• Aim A:
List every line of the records that contains the string "level", treating uppercase and lowercase letters as different.

• Excerpted text:
########################################

About Douglas Dynamics

Home to the most trusted brands in the industry, Douglas Dynamics is North America's premier manufacturer and up-fitter of work truck attachments and equipment. For more than 65 years, the Company has been innovating products that not only enable people to perform their jobs more efficiently and effectively, but also enable businesses to increase profitability. Through its proprietary Douglas Dynamics Management System (DDMS), the Company is committed to continuous improvement aimed at consistently producing the highest quality products, at industry-leading levels of service and delivery that ultimately drive shareholder value. The Douglas Dynamics portfolio of products and services is separated into two segments: First, the Work Truck Attachments segment, which includes manufactured snow and ice control attachments sold under the FISHER®, HENDERSON®, SNOWEX® and WESTERN® brands. Second, the Work Truck Solutions segment, which includes the up-fit of market leading attachments and storage solutions for commercial work vehicles under the DEJANA® brand and its related sub-brands.

Use of Non-GAAP Financial Measures

This press release contains financial information calculated other than in accordance with U.S. Generally Accepted Accounting Principles ("GAAP").  The non-GAAP measures used in this press release are Adjusted EBITDA, Adjusted Net Income and Adjusted Earnings Per Share.

These non-GAAP disclosures should not be construed as an alternative to the reported results determined in accordance with GAAP.

Adjusted EBITDA represents net income before interest, taxes, depreciation and amortization, as further adjusted for stock based compensation, litigation proceeds, loss on disposal of fixed assets related to facility relocations, non-cash purchase accounting adjustments and certain charges related to certain unrelated legal fees and consulting fees.  The Company uses, and believes its investors benefit from the presentation of, Adjusted EBITDA in evaluating the Company's operating performance because Adjusted EBITDA provides the Company and its investors with additional tools to compare its operating performance on a consistent basis by removing the impact of certain items that management believes do not directly reflect the Company's core operations. In addition, the Company believes that Adjusted EBITDA is useful to investors and other external users of its consolidated financial statements in evaluating the Company's operating performance as compared to that of other companies, because it allows them to measure a company's operating performance without regard to items such as interest expense, taxes, depreciation and amortization, which can vary substantially from company to company depending upon accounting methods and book value of assets and liabilities, capital structure and the method by which assets were acquired. The Company's management also uses Adjusted EBITDA for planning purposes, including the preparation of its annual operating budget and financial projections, and to evaluate the Company's ability to make certain payments, including dividends, in compliance with its senior credit facilities, which is determined based on a calculation of "Consolidated Adjusted EBITDA" that is substantially similar to Adjusted EBITDA.

########################################

• Aim B:
Rewrite the Douglas Dynamics text from "Use of Non-GAAP" up to and including "Earnings Per Share.", replacing "press release" with "news release".

• Entries supplied:
########################################

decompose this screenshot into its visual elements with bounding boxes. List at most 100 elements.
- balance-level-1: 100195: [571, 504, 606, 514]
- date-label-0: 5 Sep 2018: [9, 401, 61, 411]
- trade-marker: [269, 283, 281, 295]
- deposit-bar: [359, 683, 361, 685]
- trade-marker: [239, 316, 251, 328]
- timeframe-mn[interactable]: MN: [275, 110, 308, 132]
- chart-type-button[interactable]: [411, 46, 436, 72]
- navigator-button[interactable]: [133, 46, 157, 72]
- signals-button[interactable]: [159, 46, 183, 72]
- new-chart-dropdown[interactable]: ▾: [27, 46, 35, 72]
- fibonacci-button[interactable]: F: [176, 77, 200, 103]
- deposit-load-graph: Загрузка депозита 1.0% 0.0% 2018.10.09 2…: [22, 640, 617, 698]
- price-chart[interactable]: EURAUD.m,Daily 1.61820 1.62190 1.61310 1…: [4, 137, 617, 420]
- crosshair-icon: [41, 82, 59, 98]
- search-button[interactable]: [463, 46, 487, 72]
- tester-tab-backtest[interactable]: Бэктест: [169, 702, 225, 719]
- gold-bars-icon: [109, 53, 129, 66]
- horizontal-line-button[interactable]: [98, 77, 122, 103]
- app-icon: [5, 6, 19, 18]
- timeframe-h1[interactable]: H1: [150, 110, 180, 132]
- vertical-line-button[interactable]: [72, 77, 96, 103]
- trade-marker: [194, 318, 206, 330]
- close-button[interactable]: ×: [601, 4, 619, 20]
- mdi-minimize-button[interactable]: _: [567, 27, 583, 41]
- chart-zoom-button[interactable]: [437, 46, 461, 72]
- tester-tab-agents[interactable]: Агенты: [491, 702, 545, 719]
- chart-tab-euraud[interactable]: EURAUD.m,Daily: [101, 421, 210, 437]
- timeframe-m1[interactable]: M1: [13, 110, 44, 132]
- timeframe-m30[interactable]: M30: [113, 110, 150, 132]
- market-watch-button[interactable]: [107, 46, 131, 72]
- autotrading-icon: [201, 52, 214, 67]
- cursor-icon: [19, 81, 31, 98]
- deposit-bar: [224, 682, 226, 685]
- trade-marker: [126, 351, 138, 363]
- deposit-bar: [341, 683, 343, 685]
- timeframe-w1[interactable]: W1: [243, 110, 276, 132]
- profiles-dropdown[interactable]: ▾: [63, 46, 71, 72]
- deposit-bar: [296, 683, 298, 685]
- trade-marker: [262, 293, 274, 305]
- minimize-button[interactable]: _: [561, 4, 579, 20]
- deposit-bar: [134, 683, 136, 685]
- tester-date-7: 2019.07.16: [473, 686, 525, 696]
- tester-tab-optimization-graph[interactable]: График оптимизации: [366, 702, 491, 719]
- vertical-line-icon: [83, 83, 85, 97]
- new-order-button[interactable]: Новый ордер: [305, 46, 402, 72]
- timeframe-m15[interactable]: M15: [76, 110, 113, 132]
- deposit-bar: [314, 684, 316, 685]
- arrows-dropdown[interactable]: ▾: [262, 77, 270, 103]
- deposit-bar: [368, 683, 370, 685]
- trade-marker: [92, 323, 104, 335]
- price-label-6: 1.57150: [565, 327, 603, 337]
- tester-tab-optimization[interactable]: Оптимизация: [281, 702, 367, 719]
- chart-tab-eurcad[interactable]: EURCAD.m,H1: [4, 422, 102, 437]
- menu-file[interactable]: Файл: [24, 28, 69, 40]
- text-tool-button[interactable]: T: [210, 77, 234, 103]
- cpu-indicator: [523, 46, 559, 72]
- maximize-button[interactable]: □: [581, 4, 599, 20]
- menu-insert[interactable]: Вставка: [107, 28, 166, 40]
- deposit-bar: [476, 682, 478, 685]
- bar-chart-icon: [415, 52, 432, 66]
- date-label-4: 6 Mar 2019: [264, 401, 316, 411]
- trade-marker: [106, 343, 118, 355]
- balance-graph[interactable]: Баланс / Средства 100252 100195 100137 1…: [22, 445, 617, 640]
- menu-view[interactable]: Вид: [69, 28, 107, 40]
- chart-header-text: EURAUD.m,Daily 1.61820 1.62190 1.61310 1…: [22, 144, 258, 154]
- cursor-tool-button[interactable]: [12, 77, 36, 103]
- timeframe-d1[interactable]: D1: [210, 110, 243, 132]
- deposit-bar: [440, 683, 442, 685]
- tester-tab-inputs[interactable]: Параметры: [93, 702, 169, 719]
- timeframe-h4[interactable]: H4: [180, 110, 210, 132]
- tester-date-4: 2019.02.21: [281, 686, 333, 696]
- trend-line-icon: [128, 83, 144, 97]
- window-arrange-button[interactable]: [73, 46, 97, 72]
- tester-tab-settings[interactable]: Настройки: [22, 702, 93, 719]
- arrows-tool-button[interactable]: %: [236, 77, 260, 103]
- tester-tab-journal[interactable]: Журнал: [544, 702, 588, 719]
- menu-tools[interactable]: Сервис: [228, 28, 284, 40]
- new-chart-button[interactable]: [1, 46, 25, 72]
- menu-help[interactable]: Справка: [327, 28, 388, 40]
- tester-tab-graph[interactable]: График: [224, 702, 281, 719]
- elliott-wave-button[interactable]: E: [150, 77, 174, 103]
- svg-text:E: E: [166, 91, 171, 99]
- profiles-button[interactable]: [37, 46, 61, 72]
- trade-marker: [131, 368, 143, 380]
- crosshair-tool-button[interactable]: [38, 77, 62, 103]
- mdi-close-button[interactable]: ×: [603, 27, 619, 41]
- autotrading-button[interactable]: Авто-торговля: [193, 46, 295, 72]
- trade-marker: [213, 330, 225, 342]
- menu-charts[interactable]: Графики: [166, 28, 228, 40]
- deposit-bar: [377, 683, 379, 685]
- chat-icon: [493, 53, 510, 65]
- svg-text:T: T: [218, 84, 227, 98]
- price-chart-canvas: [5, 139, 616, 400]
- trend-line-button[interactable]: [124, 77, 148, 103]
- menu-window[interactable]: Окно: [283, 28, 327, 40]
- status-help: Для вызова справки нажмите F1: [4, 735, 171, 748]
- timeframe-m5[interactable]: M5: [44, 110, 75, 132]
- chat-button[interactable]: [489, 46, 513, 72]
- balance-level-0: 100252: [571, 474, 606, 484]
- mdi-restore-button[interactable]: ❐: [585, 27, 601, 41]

########################################

• Worked answer A:
- balance-level-1: 100195: [571, 504, 606, 514]
- balance-level-0: 100252: [571, 474, 606, 484]

• Worked answer B:
Use of Non-GAAP Financial Measures

This news release contains financial information calculated other than in accordance with U.S. Generally Accepted Accounting Principles ("GAAP").  The non-GAAP measures used in this news release are Adjusted EBITDA, Adjusted Net Income and Adjusted Earnings Per Share.